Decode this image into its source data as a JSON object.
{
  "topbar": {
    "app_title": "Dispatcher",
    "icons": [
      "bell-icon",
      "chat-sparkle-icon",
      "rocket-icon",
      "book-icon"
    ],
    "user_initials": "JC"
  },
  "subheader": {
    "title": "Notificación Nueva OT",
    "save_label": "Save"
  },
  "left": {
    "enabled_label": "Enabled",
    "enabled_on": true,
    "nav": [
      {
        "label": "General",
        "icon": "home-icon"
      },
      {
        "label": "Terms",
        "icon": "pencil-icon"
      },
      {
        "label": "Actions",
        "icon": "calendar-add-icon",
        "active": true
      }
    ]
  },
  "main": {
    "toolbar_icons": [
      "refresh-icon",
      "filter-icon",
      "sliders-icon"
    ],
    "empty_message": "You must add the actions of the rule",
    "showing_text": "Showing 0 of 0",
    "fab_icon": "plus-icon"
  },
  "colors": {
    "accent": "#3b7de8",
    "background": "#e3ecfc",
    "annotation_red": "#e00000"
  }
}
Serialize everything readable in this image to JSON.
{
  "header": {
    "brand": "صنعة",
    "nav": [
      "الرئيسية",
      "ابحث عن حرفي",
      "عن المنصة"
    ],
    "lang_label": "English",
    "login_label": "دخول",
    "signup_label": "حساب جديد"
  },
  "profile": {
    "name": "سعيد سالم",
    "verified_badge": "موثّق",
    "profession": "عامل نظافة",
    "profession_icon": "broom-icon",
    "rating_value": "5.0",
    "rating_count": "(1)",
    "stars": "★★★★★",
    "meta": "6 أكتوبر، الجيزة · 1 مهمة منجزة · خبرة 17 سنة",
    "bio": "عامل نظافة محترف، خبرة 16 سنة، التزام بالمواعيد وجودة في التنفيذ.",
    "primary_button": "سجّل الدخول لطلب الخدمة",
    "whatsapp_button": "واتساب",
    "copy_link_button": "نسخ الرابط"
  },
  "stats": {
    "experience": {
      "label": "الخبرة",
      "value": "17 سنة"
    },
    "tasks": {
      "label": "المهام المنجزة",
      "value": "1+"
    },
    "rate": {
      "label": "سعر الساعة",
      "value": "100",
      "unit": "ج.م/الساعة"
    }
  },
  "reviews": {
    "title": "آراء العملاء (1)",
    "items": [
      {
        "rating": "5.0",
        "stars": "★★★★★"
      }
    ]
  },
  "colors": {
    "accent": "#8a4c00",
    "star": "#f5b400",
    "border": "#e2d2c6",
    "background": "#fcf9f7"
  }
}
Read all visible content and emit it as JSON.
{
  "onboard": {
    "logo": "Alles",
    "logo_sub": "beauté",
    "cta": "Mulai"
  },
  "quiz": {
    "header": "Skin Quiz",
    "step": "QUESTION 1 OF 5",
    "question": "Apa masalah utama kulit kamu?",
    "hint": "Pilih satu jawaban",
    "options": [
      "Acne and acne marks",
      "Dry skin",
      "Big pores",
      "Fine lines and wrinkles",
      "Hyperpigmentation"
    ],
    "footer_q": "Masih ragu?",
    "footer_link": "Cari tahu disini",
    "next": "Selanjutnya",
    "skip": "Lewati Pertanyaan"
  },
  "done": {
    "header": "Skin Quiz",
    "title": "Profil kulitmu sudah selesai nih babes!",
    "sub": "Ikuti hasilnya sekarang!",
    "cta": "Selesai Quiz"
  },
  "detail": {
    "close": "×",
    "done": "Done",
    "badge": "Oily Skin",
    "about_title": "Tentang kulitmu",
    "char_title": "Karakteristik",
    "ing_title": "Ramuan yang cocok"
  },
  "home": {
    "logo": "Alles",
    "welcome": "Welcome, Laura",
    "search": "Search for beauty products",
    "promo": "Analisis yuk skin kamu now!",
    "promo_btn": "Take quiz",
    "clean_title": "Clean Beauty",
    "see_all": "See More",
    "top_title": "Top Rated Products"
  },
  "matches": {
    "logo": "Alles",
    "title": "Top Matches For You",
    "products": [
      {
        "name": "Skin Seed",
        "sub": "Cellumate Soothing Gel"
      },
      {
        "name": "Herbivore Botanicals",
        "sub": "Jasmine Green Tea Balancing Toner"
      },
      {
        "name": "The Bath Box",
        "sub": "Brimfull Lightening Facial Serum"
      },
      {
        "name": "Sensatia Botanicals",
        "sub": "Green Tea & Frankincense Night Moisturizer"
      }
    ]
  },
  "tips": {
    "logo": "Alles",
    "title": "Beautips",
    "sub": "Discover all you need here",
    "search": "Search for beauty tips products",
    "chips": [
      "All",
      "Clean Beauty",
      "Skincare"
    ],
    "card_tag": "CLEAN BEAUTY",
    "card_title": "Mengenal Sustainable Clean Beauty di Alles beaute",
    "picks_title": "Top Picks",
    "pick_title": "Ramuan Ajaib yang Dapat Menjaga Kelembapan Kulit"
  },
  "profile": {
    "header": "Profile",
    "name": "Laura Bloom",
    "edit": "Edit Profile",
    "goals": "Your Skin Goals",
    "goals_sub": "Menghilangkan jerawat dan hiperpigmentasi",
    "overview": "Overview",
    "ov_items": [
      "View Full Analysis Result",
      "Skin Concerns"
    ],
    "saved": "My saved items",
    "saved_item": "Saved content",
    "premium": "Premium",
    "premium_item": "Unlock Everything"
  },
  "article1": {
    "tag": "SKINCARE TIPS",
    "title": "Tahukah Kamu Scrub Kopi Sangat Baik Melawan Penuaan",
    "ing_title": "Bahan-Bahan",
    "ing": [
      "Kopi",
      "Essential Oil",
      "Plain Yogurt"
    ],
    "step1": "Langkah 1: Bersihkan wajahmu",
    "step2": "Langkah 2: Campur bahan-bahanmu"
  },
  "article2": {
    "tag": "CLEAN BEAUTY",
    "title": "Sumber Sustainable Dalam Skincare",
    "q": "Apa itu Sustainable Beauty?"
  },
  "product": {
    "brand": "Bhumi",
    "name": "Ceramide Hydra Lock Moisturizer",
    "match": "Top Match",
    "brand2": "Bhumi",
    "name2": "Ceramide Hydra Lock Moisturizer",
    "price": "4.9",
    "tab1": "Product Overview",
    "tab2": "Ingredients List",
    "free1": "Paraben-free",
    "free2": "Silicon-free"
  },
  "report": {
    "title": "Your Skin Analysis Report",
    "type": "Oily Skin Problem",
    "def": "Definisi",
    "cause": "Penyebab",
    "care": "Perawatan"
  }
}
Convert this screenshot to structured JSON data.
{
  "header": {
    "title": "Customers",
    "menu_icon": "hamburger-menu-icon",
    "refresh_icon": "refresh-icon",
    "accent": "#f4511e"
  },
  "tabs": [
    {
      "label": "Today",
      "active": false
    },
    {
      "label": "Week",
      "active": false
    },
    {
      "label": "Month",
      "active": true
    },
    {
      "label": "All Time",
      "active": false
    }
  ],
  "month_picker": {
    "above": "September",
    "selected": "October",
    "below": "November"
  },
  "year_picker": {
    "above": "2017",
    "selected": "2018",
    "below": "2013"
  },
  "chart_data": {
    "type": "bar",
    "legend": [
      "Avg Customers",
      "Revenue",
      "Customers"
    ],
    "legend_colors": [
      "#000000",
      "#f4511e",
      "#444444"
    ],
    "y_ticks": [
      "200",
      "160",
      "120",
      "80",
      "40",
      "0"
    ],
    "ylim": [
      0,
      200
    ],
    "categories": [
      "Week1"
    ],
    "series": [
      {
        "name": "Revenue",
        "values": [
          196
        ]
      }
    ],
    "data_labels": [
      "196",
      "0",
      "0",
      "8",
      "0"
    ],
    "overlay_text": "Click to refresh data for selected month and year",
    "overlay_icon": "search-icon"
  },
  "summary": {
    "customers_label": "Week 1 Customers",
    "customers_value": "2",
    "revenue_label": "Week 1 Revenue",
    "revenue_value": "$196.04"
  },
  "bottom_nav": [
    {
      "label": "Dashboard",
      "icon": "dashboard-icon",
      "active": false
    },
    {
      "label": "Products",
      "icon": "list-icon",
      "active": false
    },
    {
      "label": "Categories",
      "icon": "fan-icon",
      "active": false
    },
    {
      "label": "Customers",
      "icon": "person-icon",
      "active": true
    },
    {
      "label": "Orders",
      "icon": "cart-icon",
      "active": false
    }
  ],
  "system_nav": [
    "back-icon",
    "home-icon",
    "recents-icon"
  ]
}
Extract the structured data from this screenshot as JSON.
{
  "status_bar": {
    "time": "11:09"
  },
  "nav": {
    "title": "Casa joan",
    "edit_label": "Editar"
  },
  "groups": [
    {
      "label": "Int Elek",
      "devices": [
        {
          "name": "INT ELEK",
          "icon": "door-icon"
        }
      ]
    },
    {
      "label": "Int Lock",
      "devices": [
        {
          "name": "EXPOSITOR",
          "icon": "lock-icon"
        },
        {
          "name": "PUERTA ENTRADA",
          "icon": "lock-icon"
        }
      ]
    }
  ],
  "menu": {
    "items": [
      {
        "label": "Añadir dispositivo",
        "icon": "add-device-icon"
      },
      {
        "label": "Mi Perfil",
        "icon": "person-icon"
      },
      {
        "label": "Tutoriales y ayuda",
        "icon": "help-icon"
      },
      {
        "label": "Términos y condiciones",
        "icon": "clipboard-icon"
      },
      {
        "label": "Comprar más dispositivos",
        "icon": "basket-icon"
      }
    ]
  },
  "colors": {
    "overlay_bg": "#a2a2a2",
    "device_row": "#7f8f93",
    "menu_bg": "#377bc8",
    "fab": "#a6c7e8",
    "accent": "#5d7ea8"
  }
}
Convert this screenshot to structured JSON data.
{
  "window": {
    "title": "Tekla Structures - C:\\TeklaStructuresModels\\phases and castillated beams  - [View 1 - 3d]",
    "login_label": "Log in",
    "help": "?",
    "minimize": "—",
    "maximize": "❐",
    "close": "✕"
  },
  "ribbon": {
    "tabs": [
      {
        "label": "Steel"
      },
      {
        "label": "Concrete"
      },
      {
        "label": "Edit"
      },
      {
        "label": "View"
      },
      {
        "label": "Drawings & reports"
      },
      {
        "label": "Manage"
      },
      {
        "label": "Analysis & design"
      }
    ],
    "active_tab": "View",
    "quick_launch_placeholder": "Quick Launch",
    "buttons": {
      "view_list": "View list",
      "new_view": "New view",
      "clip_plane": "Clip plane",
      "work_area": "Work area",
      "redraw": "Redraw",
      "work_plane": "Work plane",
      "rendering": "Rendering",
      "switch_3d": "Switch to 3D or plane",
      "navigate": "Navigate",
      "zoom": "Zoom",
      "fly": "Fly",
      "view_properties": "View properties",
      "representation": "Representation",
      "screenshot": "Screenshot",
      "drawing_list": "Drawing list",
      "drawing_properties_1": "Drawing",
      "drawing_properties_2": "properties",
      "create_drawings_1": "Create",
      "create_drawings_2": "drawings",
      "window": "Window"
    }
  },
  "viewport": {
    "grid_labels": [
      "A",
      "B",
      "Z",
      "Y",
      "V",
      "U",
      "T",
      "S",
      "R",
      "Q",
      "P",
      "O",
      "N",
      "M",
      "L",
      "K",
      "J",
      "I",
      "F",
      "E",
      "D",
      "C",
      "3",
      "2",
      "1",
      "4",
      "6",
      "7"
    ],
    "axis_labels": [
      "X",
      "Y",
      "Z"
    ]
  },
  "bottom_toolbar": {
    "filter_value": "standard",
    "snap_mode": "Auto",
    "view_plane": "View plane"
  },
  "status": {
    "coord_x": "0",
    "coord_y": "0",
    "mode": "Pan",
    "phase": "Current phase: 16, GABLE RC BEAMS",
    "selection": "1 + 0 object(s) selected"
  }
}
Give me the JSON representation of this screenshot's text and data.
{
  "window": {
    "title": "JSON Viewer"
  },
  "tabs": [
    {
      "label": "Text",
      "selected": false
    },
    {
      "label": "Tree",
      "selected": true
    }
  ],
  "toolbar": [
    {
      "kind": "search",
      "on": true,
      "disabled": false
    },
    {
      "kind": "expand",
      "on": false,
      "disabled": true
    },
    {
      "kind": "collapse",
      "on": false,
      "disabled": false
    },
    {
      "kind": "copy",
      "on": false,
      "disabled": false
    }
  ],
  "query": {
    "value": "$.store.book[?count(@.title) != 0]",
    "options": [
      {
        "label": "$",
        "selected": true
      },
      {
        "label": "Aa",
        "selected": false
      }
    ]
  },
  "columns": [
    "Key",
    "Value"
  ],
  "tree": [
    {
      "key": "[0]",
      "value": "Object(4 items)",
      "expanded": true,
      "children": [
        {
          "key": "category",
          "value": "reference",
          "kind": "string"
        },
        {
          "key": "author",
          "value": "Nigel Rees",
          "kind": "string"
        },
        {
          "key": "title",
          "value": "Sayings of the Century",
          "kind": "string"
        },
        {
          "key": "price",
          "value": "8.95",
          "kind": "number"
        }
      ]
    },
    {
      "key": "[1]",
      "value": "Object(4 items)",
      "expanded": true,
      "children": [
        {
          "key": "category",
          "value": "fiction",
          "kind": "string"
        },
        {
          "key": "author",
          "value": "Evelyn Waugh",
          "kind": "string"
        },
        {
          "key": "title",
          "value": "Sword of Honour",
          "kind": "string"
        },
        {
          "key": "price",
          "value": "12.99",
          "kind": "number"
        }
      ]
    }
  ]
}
************
» What is needed: Show the lines from the data above that contain the string "Laura".

» Result of the task:
    "welcome": "Welcome, Laura",
    "name": "Laura Bloom",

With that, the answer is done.